Brief -> Retype everything in the listing, leaving each line exactly as it is.

-- BEGIN Information supplied --

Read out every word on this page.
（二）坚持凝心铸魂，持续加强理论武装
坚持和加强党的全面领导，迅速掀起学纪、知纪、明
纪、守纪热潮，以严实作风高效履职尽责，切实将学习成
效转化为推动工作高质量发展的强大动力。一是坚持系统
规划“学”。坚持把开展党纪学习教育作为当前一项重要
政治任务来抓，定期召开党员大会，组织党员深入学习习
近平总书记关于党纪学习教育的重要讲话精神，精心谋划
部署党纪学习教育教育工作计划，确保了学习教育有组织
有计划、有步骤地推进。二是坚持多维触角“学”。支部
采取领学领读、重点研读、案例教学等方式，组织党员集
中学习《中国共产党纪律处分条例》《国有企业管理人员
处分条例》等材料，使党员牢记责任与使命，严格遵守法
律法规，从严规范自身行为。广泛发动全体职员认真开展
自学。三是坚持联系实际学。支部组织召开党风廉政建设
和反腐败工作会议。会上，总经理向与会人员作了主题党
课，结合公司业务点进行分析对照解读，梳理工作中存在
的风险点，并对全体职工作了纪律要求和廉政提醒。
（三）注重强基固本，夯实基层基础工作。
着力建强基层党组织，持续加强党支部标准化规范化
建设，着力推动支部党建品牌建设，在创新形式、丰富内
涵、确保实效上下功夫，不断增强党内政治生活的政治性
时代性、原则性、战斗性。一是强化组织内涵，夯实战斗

-- END Information supplied --

The response ->
Read out every word on this page.
（二）坚持凝心铸魂，持续加强理论武装
坚持和加强党的全面领导，迅速掀起学纪、知纪、明
纪、守纪热潮，以严实作风高效履职尽责，切实将学习成
效转化为推动工作高质量发展的强大动力。一是坚持系统
规划“学”。坚持把开展党纪学习教育作为当前一项重要
政治任务来抓，定期召开党员大会，组织党员深入学习习
近平总书记关于党纪学习教育的重要讲话精神，精心谋划
部署党纪学习教育教育工作计划，确保了学习教育有组织
有计划、有步骤地推进。二是坚持多维触角“学”。支部
采取领学领读、重点研读、案例教学等方式，组织党员集
中学习《中国共产党纪律处分条例》《国有企业管理人员
处分条例》等材料，使党员牢记责任与使命，严格遵守法
律法规，从严规范自身行为。广泛发动全体职员认真开展
自学。三是坚持联系实际学。支部组织召开党风廉政建设
和反腐败工作会议。会上，总经理向与会人员作了主题党
课，结合公司业务点进行分析对照解读，梳理工作中存在
的风险点，并对全体职工作了纪律要求和廉政提醒。
（三）注重强基固本，夯实基层基础工作。
着力建强基层党组织，持续加强党支部标准化规范化
建设，着力推动支部党建品牌建设，在创新形式、丰富内
涵、确保实效上下功夫，不断增强党内政治生活的政治性
时代性、原则性、战斗性。一是强化组织内涵，夯实战斗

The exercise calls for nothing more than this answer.